- Records to process:

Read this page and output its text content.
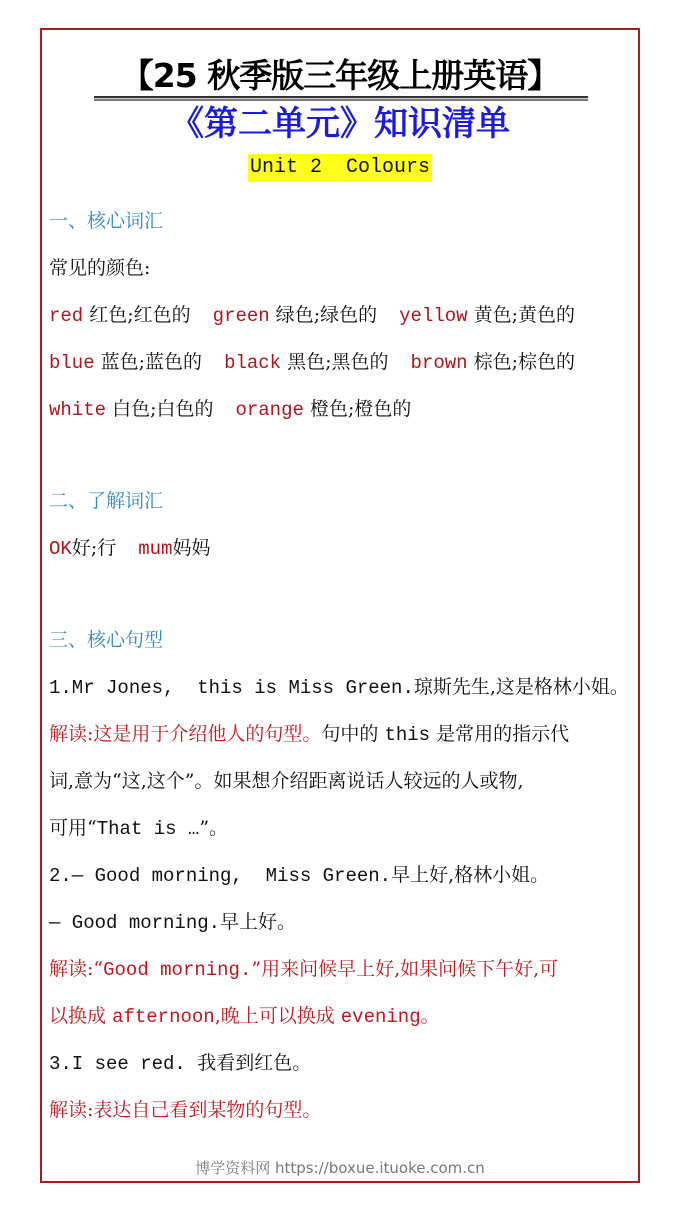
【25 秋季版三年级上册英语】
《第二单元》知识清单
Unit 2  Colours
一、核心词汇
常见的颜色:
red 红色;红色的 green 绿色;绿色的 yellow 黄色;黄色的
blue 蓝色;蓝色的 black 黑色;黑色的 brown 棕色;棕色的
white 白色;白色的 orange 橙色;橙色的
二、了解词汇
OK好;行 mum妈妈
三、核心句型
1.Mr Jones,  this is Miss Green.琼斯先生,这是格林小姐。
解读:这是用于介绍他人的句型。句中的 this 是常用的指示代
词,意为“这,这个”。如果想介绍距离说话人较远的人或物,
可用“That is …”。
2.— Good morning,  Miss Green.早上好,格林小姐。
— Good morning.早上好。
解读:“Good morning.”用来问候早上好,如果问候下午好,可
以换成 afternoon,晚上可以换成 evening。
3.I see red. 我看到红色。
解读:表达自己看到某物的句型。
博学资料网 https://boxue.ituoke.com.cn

- Exercise instructions: Retype each record exactly as it stands, but do not include the pictures.

- Expected answer:
Read this page and output its text content.
【25 秋季版三年级上册英语】
《第二单元》知识清单
Unit 2  Colours
一、核心词汇
常见的颜色:
red 红色;红色的 green 绿色;绿色的 yellow 黄色;黄色的
blue 蓝色;蓝色的 black 黑色;黑色的 brown 棕色;棕色的
white 白色;白色的 orange 橙色;橙色的
二、了解词汇
OK好;行 mum妈妈
三、核心句型
1.Mr Jones,  this is Miss Green.琼斯先生,这是格林小姐。
解读:这是用于介绍他人的句型。句中的 this 是常用的指示代
词,意为“这,这个”。如果想介绍距离说话人较远的人或物,
可用“That is …”。
2.— Good morning,  Miss Green.早上好,格林小姐。
— Good morning.早上好。
解读:“Good morning.”用来问候早上好,如果问候下午好,可
以换成 afternoon,晚上可以换成 evening。
3.I see red. 我看到红色。
解读:表达自己看到某物的句型。
博学资料网 https://boxue.ituoke.com.cn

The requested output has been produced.